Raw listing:
————————

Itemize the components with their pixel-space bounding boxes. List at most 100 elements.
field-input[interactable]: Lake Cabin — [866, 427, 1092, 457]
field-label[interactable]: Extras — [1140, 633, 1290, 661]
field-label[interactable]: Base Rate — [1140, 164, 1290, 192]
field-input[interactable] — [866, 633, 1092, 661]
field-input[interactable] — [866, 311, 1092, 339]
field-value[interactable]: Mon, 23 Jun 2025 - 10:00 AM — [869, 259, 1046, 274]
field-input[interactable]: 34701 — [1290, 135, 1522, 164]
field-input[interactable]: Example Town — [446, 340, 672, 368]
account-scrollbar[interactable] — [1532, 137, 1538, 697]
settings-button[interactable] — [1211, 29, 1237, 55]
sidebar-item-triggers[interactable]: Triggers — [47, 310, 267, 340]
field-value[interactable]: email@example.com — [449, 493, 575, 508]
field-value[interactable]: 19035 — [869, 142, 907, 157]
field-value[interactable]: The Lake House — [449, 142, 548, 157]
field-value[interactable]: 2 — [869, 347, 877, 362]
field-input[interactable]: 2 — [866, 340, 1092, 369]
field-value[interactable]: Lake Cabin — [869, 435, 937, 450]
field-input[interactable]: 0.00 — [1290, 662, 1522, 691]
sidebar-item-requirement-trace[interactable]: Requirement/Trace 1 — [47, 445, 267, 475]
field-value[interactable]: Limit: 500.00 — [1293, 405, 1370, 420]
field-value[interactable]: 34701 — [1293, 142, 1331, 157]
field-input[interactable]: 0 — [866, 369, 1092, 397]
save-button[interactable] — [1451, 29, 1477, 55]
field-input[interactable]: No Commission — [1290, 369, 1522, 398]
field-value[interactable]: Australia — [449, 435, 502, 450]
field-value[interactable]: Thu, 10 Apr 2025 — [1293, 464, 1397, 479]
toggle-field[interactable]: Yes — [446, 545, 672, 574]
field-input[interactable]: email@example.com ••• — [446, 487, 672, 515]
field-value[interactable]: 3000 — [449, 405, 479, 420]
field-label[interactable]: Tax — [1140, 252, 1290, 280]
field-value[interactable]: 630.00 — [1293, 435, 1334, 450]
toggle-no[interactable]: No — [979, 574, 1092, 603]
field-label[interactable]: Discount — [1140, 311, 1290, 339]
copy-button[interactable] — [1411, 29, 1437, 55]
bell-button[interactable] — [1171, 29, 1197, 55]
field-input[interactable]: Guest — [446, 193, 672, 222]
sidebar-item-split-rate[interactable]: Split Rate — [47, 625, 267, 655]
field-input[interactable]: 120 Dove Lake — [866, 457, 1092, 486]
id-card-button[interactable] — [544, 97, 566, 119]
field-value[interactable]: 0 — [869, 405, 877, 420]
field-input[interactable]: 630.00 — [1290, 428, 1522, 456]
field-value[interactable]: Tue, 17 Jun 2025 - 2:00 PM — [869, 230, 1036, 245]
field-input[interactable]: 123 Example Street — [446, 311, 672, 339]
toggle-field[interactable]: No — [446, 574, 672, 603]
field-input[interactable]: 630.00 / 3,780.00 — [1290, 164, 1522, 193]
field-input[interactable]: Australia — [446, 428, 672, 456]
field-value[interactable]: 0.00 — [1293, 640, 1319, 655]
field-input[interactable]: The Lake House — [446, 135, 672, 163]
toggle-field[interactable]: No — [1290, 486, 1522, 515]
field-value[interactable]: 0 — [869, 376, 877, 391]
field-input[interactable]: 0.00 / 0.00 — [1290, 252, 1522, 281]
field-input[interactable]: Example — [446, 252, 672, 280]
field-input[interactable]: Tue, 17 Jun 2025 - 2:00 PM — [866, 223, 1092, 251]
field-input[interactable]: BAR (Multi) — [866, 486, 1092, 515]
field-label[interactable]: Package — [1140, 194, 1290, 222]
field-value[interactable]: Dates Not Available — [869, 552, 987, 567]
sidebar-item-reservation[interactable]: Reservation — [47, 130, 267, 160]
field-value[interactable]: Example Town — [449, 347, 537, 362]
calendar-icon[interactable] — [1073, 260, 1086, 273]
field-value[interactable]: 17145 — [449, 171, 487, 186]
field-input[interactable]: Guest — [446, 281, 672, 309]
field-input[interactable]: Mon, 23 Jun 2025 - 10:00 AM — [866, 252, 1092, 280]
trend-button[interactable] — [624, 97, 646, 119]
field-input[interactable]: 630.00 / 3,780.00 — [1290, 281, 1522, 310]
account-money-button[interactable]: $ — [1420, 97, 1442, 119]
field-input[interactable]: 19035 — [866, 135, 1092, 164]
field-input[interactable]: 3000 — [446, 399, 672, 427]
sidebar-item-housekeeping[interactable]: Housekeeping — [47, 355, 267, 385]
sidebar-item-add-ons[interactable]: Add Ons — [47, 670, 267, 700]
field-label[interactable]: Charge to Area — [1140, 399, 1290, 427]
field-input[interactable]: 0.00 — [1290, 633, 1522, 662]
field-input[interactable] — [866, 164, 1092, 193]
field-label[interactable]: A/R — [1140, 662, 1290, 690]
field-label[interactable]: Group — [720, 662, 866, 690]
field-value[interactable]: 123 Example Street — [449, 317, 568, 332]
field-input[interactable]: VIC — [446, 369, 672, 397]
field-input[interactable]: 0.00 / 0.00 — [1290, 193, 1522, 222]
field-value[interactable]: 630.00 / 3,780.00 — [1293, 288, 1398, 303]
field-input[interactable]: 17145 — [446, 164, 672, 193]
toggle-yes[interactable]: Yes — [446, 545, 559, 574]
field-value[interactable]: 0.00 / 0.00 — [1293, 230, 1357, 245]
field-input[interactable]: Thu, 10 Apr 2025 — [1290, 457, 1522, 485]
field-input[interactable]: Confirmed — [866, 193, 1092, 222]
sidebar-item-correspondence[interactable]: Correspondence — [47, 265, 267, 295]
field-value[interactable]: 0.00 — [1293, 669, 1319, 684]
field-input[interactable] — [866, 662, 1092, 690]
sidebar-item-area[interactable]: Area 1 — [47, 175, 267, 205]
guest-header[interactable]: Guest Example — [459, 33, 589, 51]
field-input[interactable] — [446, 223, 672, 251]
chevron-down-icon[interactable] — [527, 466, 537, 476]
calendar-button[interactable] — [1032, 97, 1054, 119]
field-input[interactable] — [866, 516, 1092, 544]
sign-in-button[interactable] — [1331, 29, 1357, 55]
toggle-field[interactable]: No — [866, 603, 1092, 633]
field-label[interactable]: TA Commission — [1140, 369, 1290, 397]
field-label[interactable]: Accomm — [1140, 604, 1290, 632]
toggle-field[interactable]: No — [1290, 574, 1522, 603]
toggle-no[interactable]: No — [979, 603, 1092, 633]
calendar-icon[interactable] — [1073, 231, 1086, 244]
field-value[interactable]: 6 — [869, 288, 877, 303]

————————

Can you reproduce these listing lines verbatim, all of them?

Itemize the components with their pixel-space bounding boxes. List at most 100 elements.
field-input[interactable]: Lake Cabin — [866, 427, 1092, 457]
field-label[interactable]: Extras — [1140, 633, 1290, 661]
field-label[interactable]: Base Rate — [1140, 164, 1290, 192]
field-input[interactable] — [866, 633, 1092, 661]
field-input[interactable] — [866, 311, 1092, 339]
field-value[interactable]: Mon, 23 Jun 2025 - 10:00 AM — [869, 259, 1046, 274]
field-input[interactable]: 34701 — [1290, 135, 1522, 164]
field-input[interactable]: Example Town — [446, 340, 672, 368]
account-scrollbar[interactable] — [1532, 137, 1538, 697]
settings-button[interactable] — [1211, 29, 1237, 55]
sidebar-item-triggers[interactable]: Triggers — [47, 310, 267, 340]
field-value[interactable]: email@example.com — [449, 493, 575, 508]
field-value[interactable]: 19035 — [869, 142, 907, 157]
field-value[interactable]: The Lake House — [449, 142, 548, 157]
field-value[interactable]: 2 — [869, 347, 877, 362]
field-input[interactable]: 2 — [866, 340, 1092, 369]
field-value[interactable]: Lake Cabin — [869, 435, 937, 450]
field-input[interactable]: 0.00 — [1290, 662, 1522, 691]
sidebar-item-requirement-trace[interactable]: Requirement/Trace 1 — [47, 445, 267, 475]
field-value[interactable]: Limit: 500.00 — [1293, 405, 1370, 420]
field-value[interactable]: 34701 — [1293, 142, 1331, 157]
field-input[interactable]: 0 — [866, 369, 1092, 397]
save-button[interactable] — [1451, 29, 1477, 55]
field-input[interactable]: No Commission — [1290, 369, 1522, 398]
field-value[interactable]: Australia — [449, 435, 502, 450]
field-value[interactable]: Thu, 10 Apr 2025 — [1293, 464, 1397, 479]
toggle-field[interactable]: Yes — [446, 545, 672, 574]
field-input[interactable]: email@example.com ••• — [446, 487, 672, 515]
field-value[interactable]: 3000 — [449, 405, 479, 420]
field-label[interactable]: Tax — [1140, 252, 1290, 280]
field-value[interactable]: 630.00 — [1293, 435, 1334, 450]
toggle-no[interactable]: No — [979, 574, 1092, 603]
field-label[interactable]: Discount — [1140, 311, 1290, 339]
copy-button[interactable] — [1411, 29, 1437, 55]
bell-button[interactable] — [1171, 29, 1197, 55]
field-input[interactable]: Guest — [446, 193, 672, 222]
sidebar-item-split-rate[interactable]: Split Rate — [47, 625, 267, 655]
field-input[interactable]: 120 Dove Lake — [866, 457, 1092, 486]
id-card-button[interactable] — [544, 97, 566, 119]
field-value[interactable]: 0 — [869, 405, 877, 420]
field-input[interactable]: 630.00 — [1290, 428, 1522, 456]
field-value[interactable]: Tue, 17 Jun 2025 - 2:00 PM — [869, 230, 1036, 245]
field-input[interactable]: 123 Example Street — [446, 311, 672, 339]
toggle-field[interactable]: No — [446, 574, 672, 603]
field-input[interactable]: 630.00 / 3,780.00 — [1290, 164, 1522, 193]
field-input[interactable]: Australia — [446, 428, 672, 456]
field-value[interactable]: 0.00 — [1293, 640, 1319, 655]
field-input[interactable]: The Lake House — [446, 135, 672, 163]
toggle-field[interactable]: No — [1290, 486, 1522, 515]
field-value[interactable]: 0 — [869, 376, 877, 391]
field-input[interactable]: 0.00 / 0.00 — [1290, 252, 1522, 281]
field-input[interactable]: Example — [446, 252, 672, 280]
field-input[interactable]: Tue, 17 Jun 2025 - 2:00 PM — [866, 223, 1092, 251]
field-input[interactable]: BAR (Multi) — [866, 486, 1092, 515]
field-label[interactable]: Package — [1140, 194, 1290, 222]
field-value[interactable]: Dates Not Available — [869, 552, 987, 567]
sidebar-item-reservation[interactable]: Reservation — [47, 130, 267, 160]
field-value[interactable]: Example Town — [449, 347, 537, 362]
calendar-icon[interactable] — [1073, 260, 1086, 273]
field-value[interactable]: 17145 — [449, 171, 487, 186]
field-input[interactable]: Guest — [446, 281, 672, 309]
field-input[interactable]: Mon, 23 Jun 2025 - 10:00 AM — [866, 252, 1092, 280]
trend-button[interactable] — [624, 97, 646, 119]
field-input[interactable]: 630.00 / 3,780.00 — [1290, 281, 1522, 310]
account-money-button[interactable]: $ — [1420, 97, 1442, 119]
field-input[interactable]: 19035 — [866, 135, 1092, 164]
field-input[interactable]: 3000 — [446, 399, 672, 427]
sidebar-item-housekeeping[interactable]: Housekeeping — [47, 355, 267, 385]
sidebar-item-add-ons[interactable]: Add Ons — [47, 670, 267, 700]
field-label[interactable]: Charge to Area — [1140, 399, 1290, 427]
field-input[interactable]: 0.00 — [1290, 633, 1522, 662]
field-input[interactable] — [866, 164, 1092, 193]
field-label[interactable]: A/R — [1140, 662, 1290, 690]
field-label[interactable]: Group — [720, 662, 866, 690]
field-value[interactable]: 123 Example Street — [449, 317, 568, 332]
field-input[interactable]: VIC — [446, 369, 672, 397]
field-input[interactable]: 0.00 / 0.00 — [1290, 193, 1522, 222]
field-value[interactable]: 630.00 / 3,780.00 — [1293, 288, 1398, 303]
field-input[interactable]: 17145 — [446, 164, 672, 193]
toggle-yes[interactable]: Yes — [446, 545, 559, 574]
field-value[interactable]: 0.00 / 0.00 — [1293, 230, 1357, 245]
field-input[interactable]: Thu, 10 Apr 2025 — [1290, 457, 1522, 485]
field-input[interactable]: Confirmed — [866, 193, 1092, 222]
sidebar-item-correspondence[interactable]: Correspondence — [47, 265, 267, 295]
field-value[interactable]: 0.00 — [1293, 669, 1319, 684]
field-input[interactable] — [866, 662, 1092, 690]
sidebar-item-area[interactable]: Area 1 — [47, 175, 267, 205]
guest-header[interactable]: Guest Example — [459, 33, 589, 51]
field-input[interactable] — [446, 223, 672, 251]
chevron-down-icon[interactable] — [527, 466, 537, 476]
calendar-button[interactable] — [1032, 97, 1054, 119]
field-input[interactable] — [866, 516, 1092, 544]
sign-in-button[interactable] — [1331, 29, 1357, 55]
toggle-field[interactable]: No — [866, 603, 1092, 633]
field-label[interactable]: TA Commission — [1140, 369, 1290, 397]
field-label[interactable]: Accomm — [1140, 604, 1290, 632]
toggle-field[interactable]: No — [1290, 574, 1522, 603]
toggle-no[interactable]: No — [979, 603, 1092, 633]
calendar-icon[interactable] — [1073, 231, 1086, 244]
field-value[interactable]: 6 — [869, 288, 877, 303]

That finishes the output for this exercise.